━━━ Records supplied ━━━

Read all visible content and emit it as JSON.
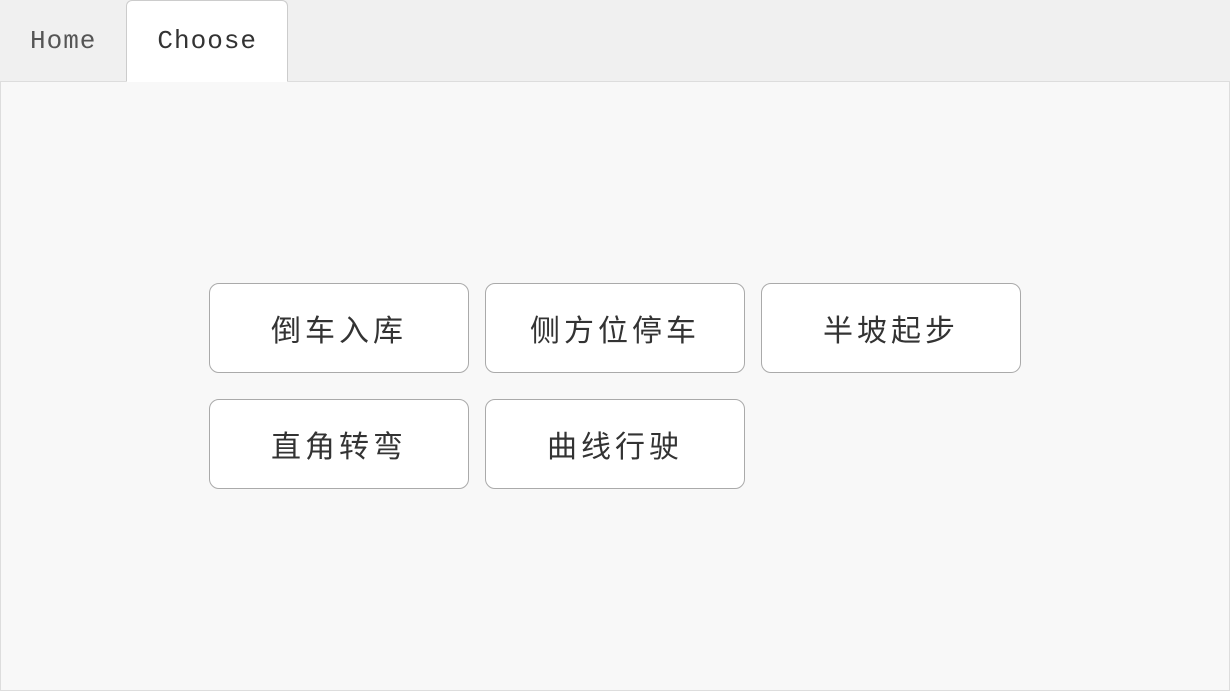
{
  "nav": {
    "home_label": "Home",
    "choose_label": "Choose"
  },
  "buttons": {
    "row1": [
      {
        "id": "daoche-ruku",
        "label": "倒车入库"
      },
      {
        "id": "cefangwei-tingche",
        "label": "侧方位停车"
      },
      {
        "id": "banpo-qibu",
        "label": "半坡起步"
      }
    ],
    "row2": [
      {
        "id": "zhijiao-zhuanwan",
        "label": "直角转弯"
      },
      {
        "id": "quxian-xingshi",
        "label": "曲线行驶"
      },
      {
        "id": "empty",
        "label": ""
      }
    ]
  }
}
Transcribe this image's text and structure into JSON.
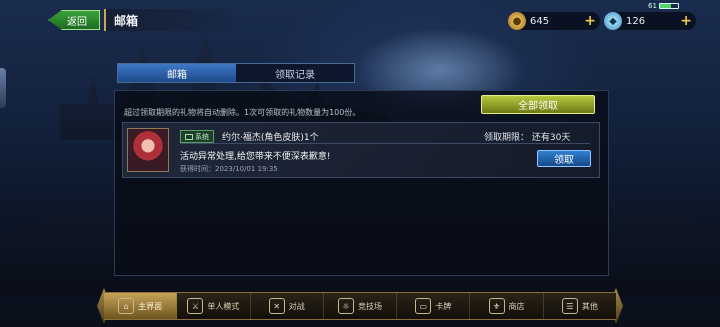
{
  "status": {
    "battery": "61",
    "battery_level": 0.61
  },
  "header": {
    "back_label": "返回",
    "title": "邮箱"
  },
  "resources": [
    {
      "name": "gold",
      "icon": "gold-coin-icon",
      "value": "645"
    },
    {
      "name": "gem",
      "icon": "crystal-icon",
      "value": "126"
    }
  ],
  "tabs": [
    {
      "label": "邮箱",
      "active": true
    },
    {
      "label": "领取记录",
      "active": false
    }
  ],
  "mailbox": {
    "notice": "超过领取期限的礼物将自动删除。1次可领取的礼物数量为100份。",
    "claim_all_label": "全部领取",
    "mails": [
      {
        "tag": "系统",
        "subject": "约尔·福杰(角色皮肤)1个",
        "body": "活动异常处理,给您带来不便深表歉意!",
        "date": "获得时间：2023/10/01 19:35",
        "expire": "领取期限：  还有30天",
        "claim_label": "领取"
      }
    ]
  },
  "nav": [
    {
      "label": "主界面",
      "icon": "home-icon",
      "active": true
    },
    {
      "label": "单人模式",
      "icon": "sword-icon",
      "active": false
    },
    {
      "label": "对战",
      "icon": "crossed-swords-icon",
      "active": false
    },
    {
      "label": "竞技场",
      "icon": "arena-icon",
      "active": false
    },
    {
      "label": "卡牌",
      "icon": "cards-icon",
      "active": false
    },
    {
      "label": "商店",
      "icon": "shop-icon",
      "active": false
    },
    {
      "label": "其他",
      "icon": "more-icon",
      "active": false
    }
  ],
  "colors": {
    "accent_green": "#3aa23a",
    "accent_blue": "#2f7fd0",
    "gold": "#c6a256"
  }
}
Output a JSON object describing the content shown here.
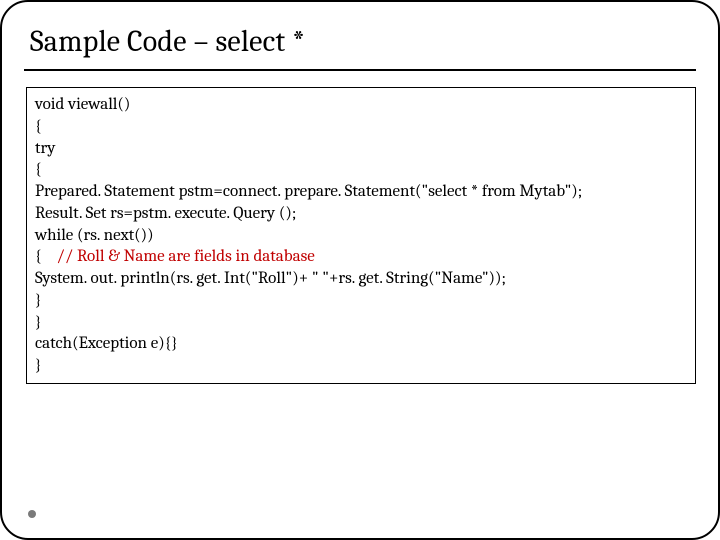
{
  "title": "Sample Code – select *",
  "code": {
    "l1": "void viewall()",
    "l2": "{",
    "l3": "try",
    "l4": "{",
    "l5": "Prepared. Statement pstm=connect. prepare. Statement(\"select * from Mytab\");",
    "l6": "Result. Set rs=pstm. execute. Query ();",
    "l7": "while (rs. next())",
    "l8_open": "{    ",
    "l8_comment": "// Roll & Name are fields in database",
    "l9": "System. out. println(rs. get. Int(\"Roll\")+ \" \"+rs. get. String(\"Name\"));",
    "l10": "}",
    "l11": "}",
    "l12": "catch(Exception e){}",
    "l13": "}"
  }
}
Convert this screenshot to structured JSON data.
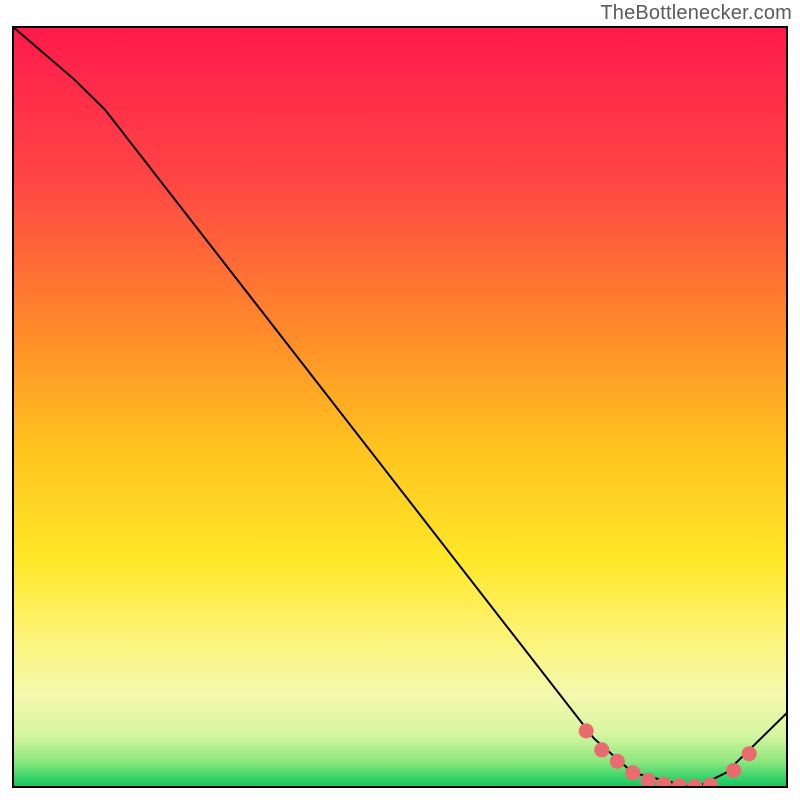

━━━

Take the listing and print it again exactly, but without any pictures.

Read all visible content and emit it as JSON.
{
  "nav": {
    "home_label": "Home",
    "choose_label": "Choose"
  },
  "buttons": {
    "row1": [
      {
        "id": "daoche-ruku",
        "label": "倒车入库"
      },
      {
        "id": "cefangwei-tingche",
        "label": "侧方位停车"
      },
      {
        "id": "banpo-qibu",
        "label": "半坡起步"
      }
    ],
    "row2": [
      {
        "id": "zhijiao-zhuanwan",
        "label": "直角转弯"
      },
      {
        "id": "quxian-xingshi",
        "label": "曲线行驶"
      },
      {
        "id": "empty",
        "label": ""
      }
    ]
  }
}
Transcribe this image's text and structure into JSON.
{
  "status": {
    "battery": "61",
    "battery_level": 0.61
  },
  "header": {
    "back_label": "返回",
    "title": "邮箱"
  },
  "resources": [
    {
      "name": "gold",
      "icon": "gold-coin-icon",
      "value": "645"
    },
    {
      "name": "gem",
      "icon": "crystal-icon",
      "value": "126"
    }
  ],
  "tabs": [
    {
      "label": "邮箱",
      "active": true
    },
    {
      "label": "领取记录",
      "active": false
    }
  ],
  "mailbox": {
    "notice": "超过领取期限的礼物将自动删除。1次可领取的礼物数量为100份。",
    "claim_all_label": "全部领取",
    "mails": [
      {
        "tag": "系统",
        "subject": "约尔·福杰(角色皮肤)1个",
        "body": "活动异常处理,给您带来不便深表歉意!",
        "date": "获得时间：2023/10/01 19:35",
        "expire": "领取期限：  还有30天",
        "claim_label": "领取"
      }
    ]
  },
  "nav": [
    {
      "label": "主界面",
      "icon": "home-icon",
      "active": true
    },
    {
      "label": "单人模式",
      "icon": "sword-icon",
      "active": false
    },
    {
      "label": "对战",
      "icon": "crossed-swords-icon",
      "active": false
    },
    {
      "label": "竞技场",
      "icon": "arena-icon",
      "active": false
    },
    {
      "label": "卡牌",
      "icon": "cards-icon",
      "active": false
    },
    {
      "label": "商店",
      "icon": "shop-icon",
      "active": false
    },
    {
      "label": "其他",
      "icon": "more-icon",
      "active": false
    }
  ],
  "colors": {
    "accent_green": "#3aa23a",
    "accent_blue": "#2f7fd0",
    "gold": "#c6a256"
  }
}
Output a JSON object describing the content shown here.
{
  "title": "Sample Code – select *",
  "code": {
    "l1": "void viewall()",
    "l2": "{",
    "l3": "try",
    "l4": "{",
    "l5": "Prepared. Statement pstm=connect. prepare. Statement(\"select * from Mytab\");",
    "l6": "Result. Set rs=pstm. execute. Query ();",
    "l7": "while (rs. next())",
    "l8_open": "{    ",
    "l8_comment": "// Roll & Name are fields in database",
    "l9": "System. out. println(rs. get. Int(\"Roll\")+ \" \"+rs. get. String(\"Name\"));",
    "l10": "}",
    "l11": "}",
    "l12": "catch(Exception e){}",
    "l13": "}"
  }
}
Convert this screenshot to structured JSON data.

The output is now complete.